### Selected text:
>>>>

Paradigm shift in cybersecurity and the emergence of Enterprise Forensics — a chat with Binalyze’s founder

Mehmet Atici
Earlybird's view
Published in
8 min readFeb 4, 2022

We at Earlybird Digital East are excited to announce the $10m Seed round of Binalyze, the Enterprise Forensics platform which enables enterprises to respond to cyber threats faster and more effectively.

Since we led their pre-seed round in 2021, we feel proud to see Binalyze developing into a category leader in the Enterprise Forensics space, as well as witnessing our investment thesis materialize (which you can read in our earlier blog post).

Emre, Binalyze’s founder and CEO and an experienced cybersecurity veteran, is surely one of the main driving forces behind the company’s impressive performance so far. To mark this important milestone for the company, we sat down with Emre to talk about his personal journey and the future of Enterprise Forensics, an emerging new cybersecurity category.

Emre, let’s take it from the start. Tell us about your professional background and how you decided to found Binalyze.

Software development has been my passion from an early age, but my cybersecurity journey started almost 10 years ago, as an R&D engineer at Zemana, a provider of antimalware products. Here, I had the opportunity to develop products fighting against advanced rootkits, serving millions of customers in the US. After Zemana, I joined Comodo, a leading endpoint and network security solutions provider, as the Malware Analysis Team Lead.

During the last few years of my professional career before founding Binalyze, I was already involved in a number of high-profile cyber investigations which showed me the fundamental shortcomings of the existing solutions on the market. I realized that it is practically impossible to completely prevent cyber breaches which, as a security professional who has spent more than 10 years in creating preventive solutions, was a turning point for me. It was then that I decided to found Binalyze.

<<<<

### Supplied information:
>>>>

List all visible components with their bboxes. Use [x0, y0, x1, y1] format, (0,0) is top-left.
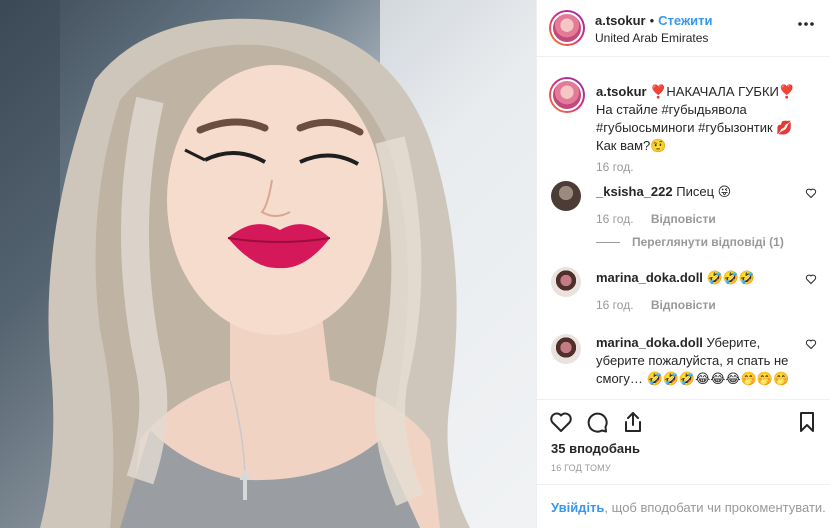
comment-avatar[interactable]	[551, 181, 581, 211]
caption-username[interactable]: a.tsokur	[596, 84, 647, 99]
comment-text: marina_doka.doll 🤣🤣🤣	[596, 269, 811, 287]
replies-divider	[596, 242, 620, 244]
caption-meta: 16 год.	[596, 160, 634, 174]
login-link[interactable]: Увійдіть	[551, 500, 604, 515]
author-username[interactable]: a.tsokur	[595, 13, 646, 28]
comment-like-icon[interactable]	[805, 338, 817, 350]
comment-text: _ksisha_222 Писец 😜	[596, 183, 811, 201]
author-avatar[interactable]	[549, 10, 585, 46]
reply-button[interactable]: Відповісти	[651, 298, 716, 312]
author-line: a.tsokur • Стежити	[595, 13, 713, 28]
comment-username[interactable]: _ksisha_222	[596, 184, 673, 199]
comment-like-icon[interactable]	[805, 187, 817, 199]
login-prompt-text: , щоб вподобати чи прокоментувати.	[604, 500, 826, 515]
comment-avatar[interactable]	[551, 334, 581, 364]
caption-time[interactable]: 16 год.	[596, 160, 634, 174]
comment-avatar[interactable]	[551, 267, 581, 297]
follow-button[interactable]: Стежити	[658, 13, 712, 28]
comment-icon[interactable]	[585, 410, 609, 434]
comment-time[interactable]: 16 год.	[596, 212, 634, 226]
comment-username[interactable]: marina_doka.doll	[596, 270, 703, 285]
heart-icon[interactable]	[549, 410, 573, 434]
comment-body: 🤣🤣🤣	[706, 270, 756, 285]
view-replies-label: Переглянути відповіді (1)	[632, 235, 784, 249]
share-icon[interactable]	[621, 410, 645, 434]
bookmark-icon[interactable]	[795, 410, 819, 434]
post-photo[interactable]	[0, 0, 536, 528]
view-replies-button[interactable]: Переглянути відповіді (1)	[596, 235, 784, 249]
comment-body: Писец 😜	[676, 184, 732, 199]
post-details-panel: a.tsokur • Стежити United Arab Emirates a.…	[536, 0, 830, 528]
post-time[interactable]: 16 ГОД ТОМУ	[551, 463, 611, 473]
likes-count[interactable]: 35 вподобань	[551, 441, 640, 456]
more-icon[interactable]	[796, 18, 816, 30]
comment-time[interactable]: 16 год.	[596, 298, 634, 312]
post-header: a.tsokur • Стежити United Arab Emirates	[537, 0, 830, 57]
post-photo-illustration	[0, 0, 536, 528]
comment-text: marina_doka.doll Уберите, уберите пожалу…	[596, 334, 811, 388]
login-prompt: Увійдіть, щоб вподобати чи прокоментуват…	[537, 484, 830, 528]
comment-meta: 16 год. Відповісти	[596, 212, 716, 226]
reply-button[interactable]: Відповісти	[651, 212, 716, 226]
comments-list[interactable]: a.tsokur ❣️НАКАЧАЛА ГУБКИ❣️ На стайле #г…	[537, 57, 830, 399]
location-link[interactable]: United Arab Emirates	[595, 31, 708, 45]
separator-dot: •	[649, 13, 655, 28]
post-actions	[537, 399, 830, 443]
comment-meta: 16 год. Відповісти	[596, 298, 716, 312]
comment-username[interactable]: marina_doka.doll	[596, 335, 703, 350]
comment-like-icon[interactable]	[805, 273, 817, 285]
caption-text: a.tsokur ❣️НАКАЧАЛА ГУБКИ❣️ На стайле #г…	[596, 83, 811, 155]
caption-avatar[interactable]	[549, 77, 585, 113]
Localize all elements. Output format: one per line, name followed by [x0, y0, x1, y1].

<<<<
>>>>

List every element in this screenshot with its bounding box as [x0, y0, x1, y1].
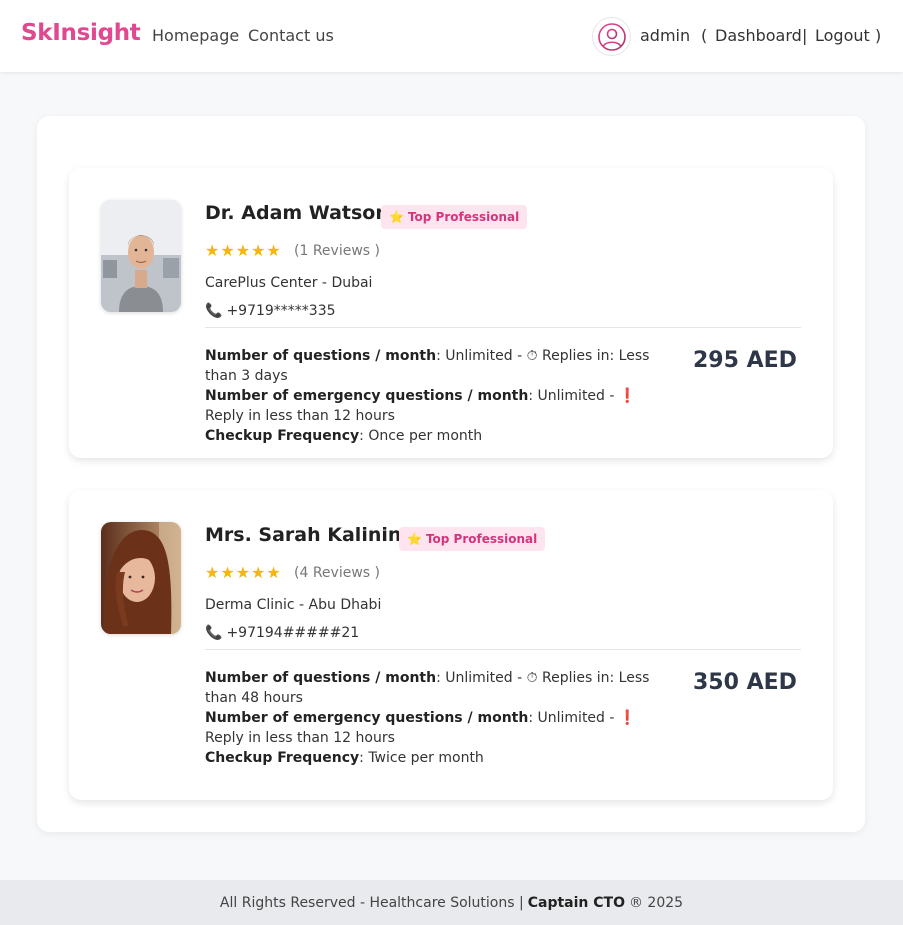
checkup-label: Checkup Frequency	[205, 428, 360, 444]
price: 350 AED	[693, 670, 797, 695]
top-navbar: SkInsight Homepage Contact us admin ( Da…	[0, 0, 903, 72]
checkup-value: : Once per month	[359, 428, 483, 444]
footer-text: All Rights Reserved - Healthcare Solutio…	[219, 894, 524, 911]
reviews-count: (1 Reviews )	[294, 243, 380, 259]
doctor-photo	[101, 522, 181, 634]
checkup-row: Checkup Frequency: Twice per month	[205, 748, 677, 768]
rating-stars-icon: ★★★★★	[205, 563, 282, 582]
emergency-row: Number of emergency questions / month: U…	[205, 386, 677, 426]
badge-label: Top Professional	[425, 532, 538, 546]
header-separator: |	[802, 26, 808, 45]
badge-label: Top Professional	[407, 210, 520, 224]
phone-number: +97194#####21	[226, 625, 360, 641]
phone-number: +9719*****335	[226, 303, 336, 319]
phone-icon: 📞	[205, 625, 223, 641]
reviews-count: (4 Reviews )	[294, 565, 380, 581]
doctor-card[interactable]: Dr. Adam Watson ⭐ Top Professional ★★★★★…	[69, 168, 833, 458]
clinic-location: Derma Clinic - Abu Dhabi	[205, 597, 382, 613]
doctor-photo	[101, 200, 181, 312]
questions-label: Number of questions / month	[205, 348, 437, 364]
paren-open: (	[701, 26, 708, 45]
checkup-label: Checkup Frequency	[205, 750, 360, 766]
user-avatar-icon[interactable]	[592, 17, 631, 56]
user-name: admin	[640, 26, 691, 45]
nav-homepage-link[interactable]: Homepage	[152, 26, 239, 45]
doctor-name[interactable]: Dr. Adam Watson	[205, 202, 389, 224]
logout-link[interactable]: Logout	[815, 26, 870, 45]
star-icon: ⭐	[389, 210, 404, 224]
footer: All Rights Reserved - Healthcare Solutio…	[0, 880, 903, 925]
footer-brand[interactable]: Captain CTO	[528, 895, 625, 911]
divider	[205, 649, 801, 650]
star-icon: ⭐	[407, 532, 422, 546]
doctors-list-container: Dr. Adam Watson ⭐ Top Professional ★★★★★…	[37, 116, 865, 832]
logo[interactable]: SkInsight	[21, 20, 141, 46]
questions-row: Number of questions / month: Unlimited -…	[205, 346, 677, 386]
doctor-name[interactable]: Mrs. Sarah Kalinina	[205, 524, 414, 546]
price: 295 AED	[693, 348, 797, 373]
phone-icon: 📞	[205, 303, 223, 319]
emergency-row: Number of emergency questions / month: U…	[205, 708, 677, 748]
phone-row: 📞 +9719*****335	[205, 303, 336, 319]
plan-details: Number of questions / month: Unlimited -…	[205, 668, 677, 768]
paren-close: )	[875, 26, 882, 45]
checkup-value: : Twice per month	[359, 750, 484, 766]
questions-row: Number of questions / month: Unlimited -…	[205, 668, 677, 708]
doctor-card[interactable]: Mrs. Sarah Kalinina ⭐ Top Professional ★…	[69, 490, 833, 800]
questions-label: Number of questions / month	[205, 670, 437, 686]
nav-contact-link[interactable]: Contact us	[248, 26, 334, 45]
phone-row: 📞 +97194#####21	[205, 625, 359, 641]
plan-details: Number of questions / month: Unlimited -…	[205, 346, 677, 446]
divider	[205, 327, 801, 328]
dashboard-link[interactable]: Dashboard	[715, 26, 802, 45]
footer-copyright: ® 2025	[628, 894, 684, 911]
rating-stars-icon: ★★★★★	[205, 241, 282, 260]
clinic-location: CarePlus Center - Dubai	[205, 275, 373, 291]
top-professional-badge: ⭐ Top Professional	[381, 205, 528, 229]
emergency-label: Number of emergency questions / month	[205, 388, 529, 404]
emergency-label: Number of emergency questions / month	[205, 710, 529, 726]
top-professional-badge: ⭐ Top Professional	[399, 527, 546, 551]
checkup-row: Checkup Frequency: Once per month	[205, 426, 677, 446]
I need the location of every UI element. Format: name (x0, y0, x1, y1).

<<<<

### Stated goal A:
Based on the Binalyze interview, answer yes or no to each statement and quote the words that decide it: (i) Earlybird led Binalyze's pre-seed round in 2021. (ii) Emre joined Comodo as an R&D engineer. (iii) Emre's cybersecurity journey began almost 10 years ago.
### Stated goal B:
Write out again, word for word, everything in the Binalyze interview from "Emre, let’s take" down to "Analysis Team Lead.".
The two blocks of lines are separate from the Binalyze interview.

### Complete output A:
(i) Yes: "Since we led their pre-seed round in 2021"
(ii) No: "I joined Comodo, a leading endpoint and network security solutions provider, as the Malware Analysis Team Lead."
(iii) Yes: "my cybersecurity journey started almost 10 years ago"

### Complete output B:
Emre, let’s take it from the start. Tell us about your professional background and how you decided to found Binalyze.

Software development has been my passion from an early age, but my cybersecurity journey started almost 10 years ago, as an R&D engineer at Zemana, a provider of antimalware products. Here, I had the opportunity to develop products fighting against advanced rootkits, serving millions of customers in the US. After Zemana, I joined Comodo, a leading endpoint and network security solutions provider, as the Malware Analysis Team Lead.